→ **What this task involves**: Copy each record exactly as it reads, leaving out any pictures it holds.

Figure contents as structured data:
☆ ☆ ☆ ☆

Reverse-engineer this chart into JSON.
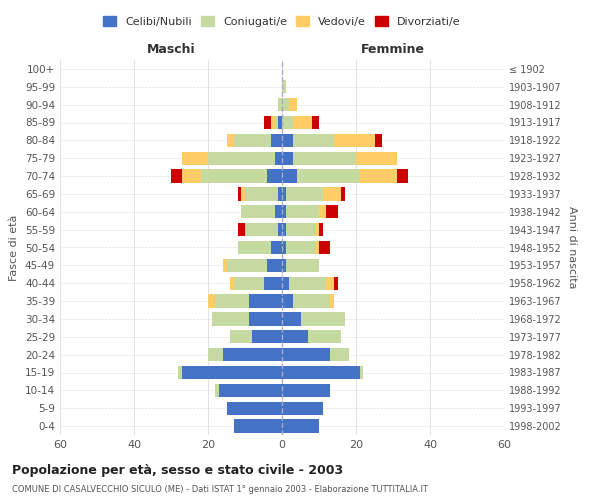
{
  "age_groups": [
    "0-4",
    "5-9",
    "10-14",
    "15-19",
    "20-24",
    "25-29",
    "30-34",
    "35-39",
    "40-44",
    "45-49",
    "50-54",
    "55-59",
    "60-64",
    "65-69",
    "70-74",
    "75-79",
    "80-84",
    "85-89",
    "90-94",
    "95-99",
    "100+"
  ],
  "birth_years": [
    "1998-2002",
    "1993-1997",
    "1988-1992",
    "1983-1987",
    "1978-1982",
    "1973-1977",
    "1968-1972",
    "1963-1967",
    "1958-1962",
    "1953-1957",
    "1948-1952",
    "1943-1947",
    "1938-1942",
    "1933-1937",
    "1928-1932",
    "1923-1927",
    "1918-1922",
    "1913-1917",
    "1908-1912",
    "1903-1907",
    "≤ 1902"
  ],
  "maschi": {
    "celibi": [
      13,
      15,
      17,
      27,
      16,
      8,
      9,
      9,
      5,
      4,
      3,
      1,
      2,
      1,
      4,
      2,
      3,
      1,
      0,
      0,
      0
    ],
    "coniugati": [
      0,
      0,
      1,
      1,
      4,
      6,
      10,
      9,
      8,
      11,
      9,
      9,
      9,
      9,
      18,
      18,
      10,
      1,
      1,
      0,
      0
    ],
    "vedovi": [
      0,
      0,
      0,
      0,
      0,
      0,
      0,
      2,
      1,
      1,
      0,
      0,
      0,
      1,
      5,
      7,
      2,
      1,
      0,
      0,
      0
    ],
    "divorziati": [
      0,
      0,
      0,
      0,
      0,
      0,
      0,
      0,
      0,
      0,
      0,
      2,
      0,
      1,
      3,
      0,
      0,
      2,
      0,
      0,
      0
    ]
  },
  "femmine": {
    "nubili": [
      10,
      11,
      13,
      21,
      13,
      7,
      5,
      3,
      2,
      1,
      1,
      1,
      1,
      1,
      4,
      3,
      3,
      0,
      0,
      0,
      0
    ],
    "coniugate": [
      0,
      0,
      0,
      1,
      5,
      9,
      12,
      10,
      10,
      9,
      8,
      8,
      9,
      10,
      17,
      17,
      11,
      3,
      2,
      1,
      0
    ],
    "vedove": [
      0,
      0,
      0,
      0,
      0,
      0,
      0,
      1,
      2,
      0,
      1,
      1,
      2,
      5,
      10,
      11,
      11,
      5,
      2,
      0,
      0
    ],
    "divorziate": [
      0,
      0,
      0,
      0,
      0,
      0,
      0,
      0,
      1,
      0,
      3,
      1,
      3,
      1,
      3,
      0,
      2,
      2,
      0,
      0,
      0
    ]
  },
  "colors": {
    "celibi": "#4472C4",
    "coniugati": "#C5D9A0",
    "vedovi": "#FFCC66",
    "divorziati": "#CC0000"
  },
  "xlim": 60,
  "title": "Popolazione per età, sesso e stato civile - 2003",
  "subtitle": "COMUNE DI CASALVECCHIO SICULO (ME) - Dati ISTAT 1° gennaio 2003 - Elaborazione TUTTITALIA.IT",
  "ylabel_left": "Fasce di età",
  "ylabel_right": "Anni di nascita",
  "xlabel_maschi": "Maschi",
  "xlabel_femmine": "Femmine",
  "legend_labels": [
    "Celibi/Nubili",
    "Coniugati/e",
    "Vedovi/e",
    "Divorziati/e"
  ],
  "bg_color": "#FFFFFF",
  "grid_color": "#CCCCCC"
}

☆ ☆ ☆ ☆

→ **Solution to the problem**:
Reverse-engineer this chart into JSON.
{
  "age_groups": [
    "0-4",
    "5-9",
    "10-14",
    "15-19",
    "20-24",
    "25-29",
    "30-34",
    "35-39",
    "40-44",
    "45-49",
    "50-54",
    "55-59",
    "60-64",
    "65-69",
    "70-74",
    "75-79",
    "80-84",
    "85-89",
    "90-94",
    "95-99",
    "100+"
  ],
  "birth_years": [
    "1998-2002",
    "1993-1997",
    "1988-1992",
    "1983-1987",
    "1978-1982",
    "1973-1977",
    "1968-1972",
    "1963-1967",
    "1958-1962",
    "1953-1957",
    "1948-1952",
    "1943-1947",
    "1938-1942",
    "1933-1937",
    "1928-1932",
    "1923-1927",
    "1918-1922",
    "1913-1917",
    "1908-1912",
    "1903-1907",
    "≤ 1902"
  ],
  "maschi": {
    "celibi": [
      13,
      15,
      17,
      27,
      16,
      8,
      9,
      9,
      5,
      4,
      3,
      1,
      2,
      1,
      4,
      2,
      3,
      1,
      0,
      0,
      0
    ],
    "coniugati": [
      0,
      0,
      1,
      1,
      4,
      6,
      10,
      9,
      8,
      11,
      9,
      9,
      9,
      9,
      18,
      18,
      10,
      1,
      1,
      0,
      0
    ],
    "vedovi": [
      0,
      0,
      0,
      0,
      0,
      0,
      0,
      2,
      1,
      1,
      0,
      0,
      0,
      1,
      5,
      7,
      2,
      1,
      0,
      0,
      0
    ],
    "divorziati": [
      0,
      0,
      0,
      0,
      0,
      0,
      0,
      0,
      0,
      0,
      0,
      2,
      0,
      1,
      3,
      0,
      0,
      2,
      0,
      0,
      0
    ]
  },
  "femmine": {
    "nubili": [
      10,
      11,
      13,
      21,
      13,
      7,
      5,
      3,
      2,
      1,
      1,
      1,
      1,
      1,
      4,
      3,
      3,
      0,
      0,
      0,
      0
    ],
    "coniugate": [
      0,
      0,
      0,
      1,
      5,
      9,
      12,
      10,
      10,
      9,
      8,
      8,
      9,
      10,
      17,
      17,
      11,
      3,
      2,
      1,
      0
    ],
    "vedove": [
      0,
      0,
      0,
      0,
      0,
      0,
      0,
      1,
      2,
      0,
      1,
      1,
      2,
      5,
      10,
      11,
      11,
      5,
      2,
      0,
      0
    ],
    "divorziate": [
      0,
      0,
      0,
      0,
      0,
      0,
      0,
      0,
      1,
      0,
      3,
      1,
      3,
      1,
      3,
      0,
      2,
      2,
      0,
      0,
      0
    ]
  },
  "colors": {
    "celibi": "#4472C4",
    "coniugati": "#C5D9A0",
    "vedovi": "#FFCC66",
    "divorziati": "#CC0000"
  },
  "xlim": 60,
  "title": "Popolazione per età, sesso e stato civile - 2003",
  "subtitle": "COMUNE DI CASALVECCHIO SICULO (ME) - Dati ISTAT 1° gennaio 2003 - Elaborazione TUTTITALIA.IT",
  "ylabel_left": "Fasce di età",
  "ylabel_right": "Anni di nascita",
  "xlabel_maschi": "Maschi",
  "xlabel_femmine": "Femmine",
  "legend_labels": [
    "Celibi/Nubili",
    "Coniugati/e",
    "Vedovi/e",
    "Divorziati/e"
  ],
  "bg_color": "#FFFFFF",
  "grid_color": "#CCCCCC"
}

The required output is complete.